Copy each line of the records that holds the string "페인오어플레져".

■ Records for the task

============================================================

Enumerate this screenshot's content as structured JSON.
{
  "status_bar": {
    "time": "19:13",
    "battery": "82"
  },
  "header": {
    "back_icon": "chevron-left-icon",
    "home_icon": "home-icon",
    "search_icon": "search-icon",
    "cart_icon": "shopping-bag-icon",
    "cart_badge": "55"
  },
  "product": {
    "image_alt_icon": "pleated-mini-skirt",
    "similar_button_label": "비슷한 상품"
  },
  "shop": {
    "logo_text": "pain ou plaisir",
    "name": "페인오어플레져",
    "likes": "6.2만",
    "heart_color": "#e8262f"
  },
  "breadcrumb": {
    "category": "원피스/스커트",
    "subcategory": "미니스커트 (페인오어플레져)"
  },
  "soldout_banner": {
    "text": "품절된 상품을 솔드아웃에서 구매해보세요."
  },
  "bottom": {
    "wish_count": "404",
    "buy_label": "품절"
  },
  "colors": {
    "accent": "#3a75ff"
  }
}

============================================================

■ Solution for this problem
    "name": "페인오어플레져",
    "subcategory": "미니스커트 (페인오어플레져)"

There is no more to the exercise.